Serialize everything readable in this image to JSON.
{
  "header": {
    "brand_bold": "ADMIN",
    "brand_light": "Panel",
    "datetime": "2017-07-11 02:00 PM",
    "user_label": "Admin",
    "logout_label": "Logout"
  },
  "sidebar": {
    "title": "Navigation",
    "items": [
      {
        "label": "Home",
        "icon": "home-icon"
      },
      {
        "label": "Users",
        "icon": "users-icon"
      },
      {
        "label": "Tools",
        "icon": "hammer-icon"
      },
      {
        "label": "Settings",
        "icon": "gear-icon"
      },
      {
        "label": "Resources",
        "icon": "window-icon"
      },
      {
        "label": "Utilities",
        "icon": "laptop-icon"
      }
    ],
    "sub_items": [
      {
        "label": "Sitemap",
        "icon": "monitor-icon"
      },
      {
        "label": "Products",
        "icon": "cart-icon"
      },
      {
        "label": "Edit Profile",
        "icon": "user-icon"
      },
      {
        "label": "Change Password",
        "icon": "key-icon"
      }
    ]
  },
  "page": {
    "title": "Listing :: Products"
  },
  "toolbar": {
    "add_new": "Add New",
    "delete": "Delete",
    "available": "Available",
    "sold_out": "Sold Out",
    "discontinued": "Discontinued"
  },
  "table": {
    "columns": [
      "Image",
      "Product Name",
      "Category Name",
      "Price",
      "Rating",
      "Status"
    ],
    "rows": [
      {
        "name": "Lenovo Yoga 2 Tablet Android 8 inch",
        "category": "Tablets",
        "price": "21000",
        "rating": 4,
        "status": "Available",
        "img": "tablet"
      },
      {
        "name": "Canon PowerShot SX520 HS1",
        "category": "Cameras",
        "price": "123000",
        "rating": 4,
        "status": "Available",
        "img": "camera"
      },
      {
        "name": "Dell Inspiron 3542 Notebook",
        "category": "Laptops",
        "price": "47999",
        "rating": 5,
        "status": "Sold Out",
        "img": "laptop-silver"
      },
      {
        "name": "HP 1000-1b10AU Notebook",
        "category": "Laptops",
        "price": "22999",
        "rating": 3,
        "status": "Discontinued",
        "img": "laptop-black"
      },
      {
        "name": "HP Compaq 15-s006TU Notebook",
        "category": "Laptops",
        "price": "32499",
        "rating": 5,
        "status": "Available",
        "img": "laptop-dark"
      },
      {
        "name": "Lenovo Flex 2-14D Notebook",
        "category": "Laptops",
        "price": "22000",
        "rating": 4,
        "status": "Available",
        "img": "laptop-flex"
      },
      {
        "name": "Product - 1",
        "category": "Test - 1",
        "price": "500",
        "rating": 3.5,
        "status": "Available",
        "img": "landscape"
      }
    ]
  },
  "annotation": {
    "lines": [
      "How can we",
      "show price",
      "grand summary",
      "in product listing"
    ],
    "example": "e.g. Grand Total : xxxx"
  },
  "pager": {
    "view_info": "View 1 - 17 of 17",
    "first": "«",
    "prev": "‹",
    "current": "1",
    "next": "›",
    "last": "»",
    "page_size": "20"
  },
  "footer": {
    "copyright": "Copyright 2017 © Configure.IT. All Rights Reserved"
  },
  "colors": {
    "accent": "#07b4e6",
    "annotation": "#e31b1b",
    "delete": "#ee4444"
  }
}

# # # #

**WORK TO COMPLETE**
Find each line with the string "Products" and copy it out.

**EXPECTED ANSWER**
        "label": "Products",
    "title": "Listing :: Products"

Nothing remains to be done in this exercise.